▶ PROBLEM TO SOLVE:
Exactly as written, print each record in the listing.

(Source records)
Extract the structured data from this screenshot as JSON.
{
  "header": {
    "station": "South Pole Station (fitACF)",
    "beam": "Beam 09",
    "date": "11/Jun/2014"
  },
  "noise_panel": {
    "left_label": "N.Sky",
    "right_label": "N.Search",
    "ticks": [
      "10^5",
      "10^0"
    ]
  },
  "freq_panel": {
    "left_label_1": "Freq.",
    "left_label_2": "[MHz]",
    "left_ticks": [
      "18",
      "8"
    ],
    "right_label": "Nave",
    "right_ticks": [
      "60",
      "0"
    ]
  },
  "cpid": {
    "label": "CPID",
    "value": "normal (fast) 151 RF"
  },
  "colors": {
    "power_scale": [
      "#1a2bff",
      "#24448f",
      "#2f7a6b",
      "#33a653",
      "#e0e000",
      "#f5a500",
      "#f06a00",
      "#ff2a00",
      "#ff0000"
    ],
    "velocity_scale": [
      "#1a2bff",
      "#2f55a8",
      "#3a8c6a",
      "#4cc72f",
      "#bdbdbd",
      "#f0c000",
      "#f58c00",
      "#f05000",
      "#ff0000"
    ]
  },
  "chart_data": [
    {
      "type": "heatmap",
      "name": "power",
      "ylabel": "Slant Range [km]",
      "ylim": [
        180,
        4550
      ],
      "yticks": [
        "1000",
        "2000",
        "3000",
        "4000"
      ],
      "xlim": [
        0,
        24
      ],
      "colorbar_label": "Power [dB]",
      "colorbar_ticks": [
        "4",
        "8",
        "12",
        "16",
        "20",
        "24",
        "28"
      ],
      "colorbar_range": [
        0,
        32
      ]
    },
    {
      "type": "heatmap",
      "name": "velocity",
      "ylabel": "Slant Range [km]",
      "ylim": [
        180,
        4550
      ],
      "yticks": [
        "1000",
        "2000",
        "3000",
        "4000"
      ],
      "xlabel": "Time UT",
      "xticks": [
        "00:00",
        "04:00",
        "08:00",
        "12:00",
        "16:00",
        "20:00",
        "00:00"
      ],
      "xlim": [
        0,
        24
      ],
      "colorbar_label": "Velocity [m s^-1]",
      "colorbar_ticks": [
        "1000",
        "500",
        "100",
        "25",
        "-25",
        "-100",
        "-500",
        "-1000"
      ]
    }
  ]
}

▶ SOLUTION FOR THIS EXERCISE:
Extract the structured data from this screenshot as JSON.
{
  "header": {
    "station": "South Pole Station (fitACF)",
    "beam": "Beam 09",
    "date": "11/Jun/2014"
  },
  "noise_panel": {
    "left_label": "N.Sky",
    "right_label": "N.Search",
    "ticks": [
      "10^5",
      "10^0"
    ]
  },
  "freq_panel": {
    "left_label_1": "Freq.",
    "left_label_2": "[MHz]",
    "left_ticks": [
      "18",
      "8"
    ],
    "right_label": "Nave",
    "right_ticks": [
      "60",
      "0"
    ]
  },
  "cpid": {
    "label": "CPID",
    "value": "normal (fast) 151 RF"
  },
  "colors": {
    "power_scale": [
      "#1a2bff",
      "#24448f",
      "#2f7a6b",
      "#33a653",
      "#e0e000",
      "#f5a500",
      "#f06a00",
      "#ff2a00",
      "#ff0000"
    ],
    "velocity_scale": [
      "#1a2bff",
      "#2f55a8",
      "#3a8c6a",
      "#4cc72f",
      "#bdbdbd",
      "#f0c000",
      "#f58c00",
      "#f05000",
      "#ff0000"
    ]
  },
  "chart_data": [
    {
      "type": "heatmap",
      "name": "power",
      "ylabel": "Slant Range [km]",
      "ylim": [
        180,
        4550
      ],
      "yticks": [
        "1000",
        "2000",
        "3000",
        "4000"
      ],
      "xlim": [
        0,
        24
      ],
      "colorbar_label": "Power [dB]",
      "colorbar_ticks": [
        "4",
        "8",
        "12",
        "16",
        "20",
        "24",
        "28"
      ],
      "colorbar_range": [
        0,
        32
      ]
    },
    {
      "type": "heatmap",
      "name": "velocity",
      "ylabel": "Slant Range [km]",
      "ylim": [
        180,
        4550
      ],
      "yticks": [
        "1000",
        "2000",
        "3000",
        "4000"
      ],
      "xlabel": "Time UT",
      "xticks": [
        "00:00",
        "04:00",
        "08:00",
        "12:00",
        "16:00",
        "20:00",
        "00:00"
      ],
      "xlim": [
        0,
        24
      ],
      "colorbar_label": "Velocity [m s^-1]",
      "colorbar_ticks": [
        "1000",
        "500",
        "100",
        "25",
        "-25",
        "-100",
        "-500",
        "-1000"
      ]
    }
  ]
}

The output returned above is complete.